(Saved entries)
^^^^^^^^

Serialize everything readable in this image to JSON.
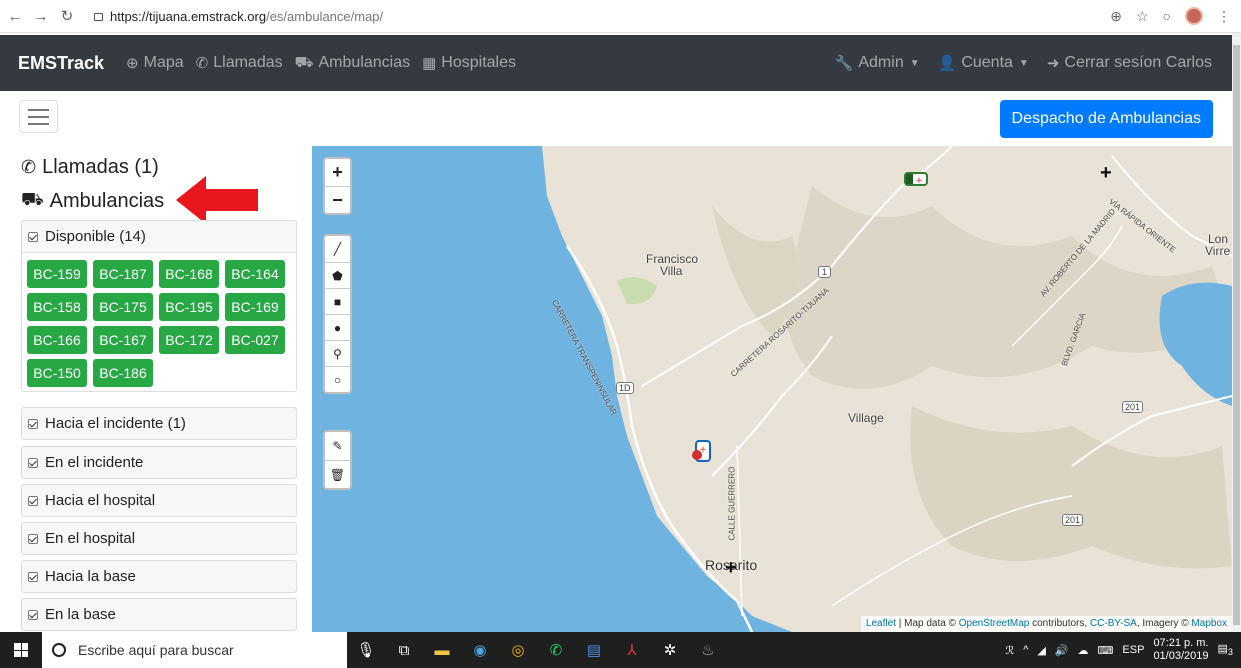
{
  "browser": {
    "url_host": "https://tijuana.emstrack.org",
    "url_path": "/es/ambulance/map/"
  },
  "navbar": {
    "brand": "EMSTrack",
    "items": [
      {
        "label": "Mapa",
        "icon": "globe-icon"
      },
      {
        "label": "Llamadas",
        "icon": "phone-icon"
      },
      {
        "label": "Ambulancias",
        "icon": "ambulance-icon"
      },
      {
        "label": "Hospitales",
        "icon": "hospital-icon"
      }
    ],
    "admin": "Admin",
    "account": "Cuenta",
    "logout": "Cerrar sesíon Carlos"
  },
  "toolbar": {
    "dispatch_label": "Despacho de Ambulancias"
  },
  "sidebar": {
    "calls_title": "Llamadas (1)",
    "ambulances_title": "Ambulancias",
    "groups": [
      {
        "label": "Disponible (14)"
      },
      {
        "label": "Hacia el incidente (1)"
      },
      {
        "label": "En el incidente"
      },
      {
        "label": "Hacia el hospital"
      },
      {
        "label": "En el hospital"
      },
      {
        "label": "Hacia la base"
      },
      {
        "label": "En la base"
      }
    ],
    "available_units": [
      "BC-159",
      "BC-187",
      "BC-168",
      "BC-164",
      "BC-158",
      "BC-175",
      "BC-195",
      "BC-169",
      "BC-166",
      "BC-167",
      "BC-172",
      "BC-027",
      "BC-150",
      "BC-186"
    ],
    "available_color": "#28a745"
  },
  "map": {
    "labels": {
      "francisco": "Francisco",
      "villa": "Villa",
      "village": "Village",
      "rosarito": "Rosarito",
      "lon": "Lon",
      "virre": "Virre",
      "carretera": "CARRETERA TRANSPENINSULAR",
      "rosarito_road": "CARRETERA ROSARITO-TIJUANA",
      "via_rapida": "VÍA RÁPIDA ORIENTE",
      "av_roberto": "AV. ROBERTO DE LA MADRID",
      "blvd_garcia": "BLVD. GARCIA",
      "calle_guerrero": "CALLE GUERRERO",
      "shield_1": "1",
      "shield_1d": "1D",
      "shield_201a": "201",
      "shield_201b": "201"
    },
    "attribution": {
      "leaflet": "Leaflet",
      "mapdata": " | Map data © ",
      "osm": "OpenStreetMap",
      "contrib": " contributors, ",
      "ccbysa": "CC-BY-SA",
      "imagery": ", Imagery © ",
      "mapbox": "Mapbox"
    },
    "water_color": "#6fb3e0",
    "land_color": "#e8e3d6"
  },
  "taskbar": {
    "search_placeholder": "Escribe aquí para buscar",
    "lang": "ESP",
    "time": "07:21 p. m.",
    "date": "01/03/2019",
    "notifications": "3"
  }
}
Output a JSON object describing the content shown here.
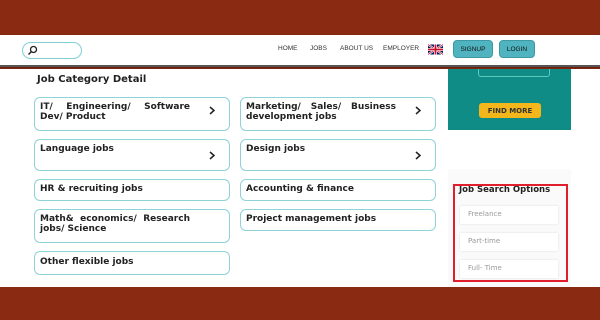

^^^^^^^^

Track down every line of the material containing the string "icon", and copy it.

        "icon": "globe-icon"
        "icon": "phone-icon"
        "icon": "ambulance-icon"
        "icon": "hospital-icon"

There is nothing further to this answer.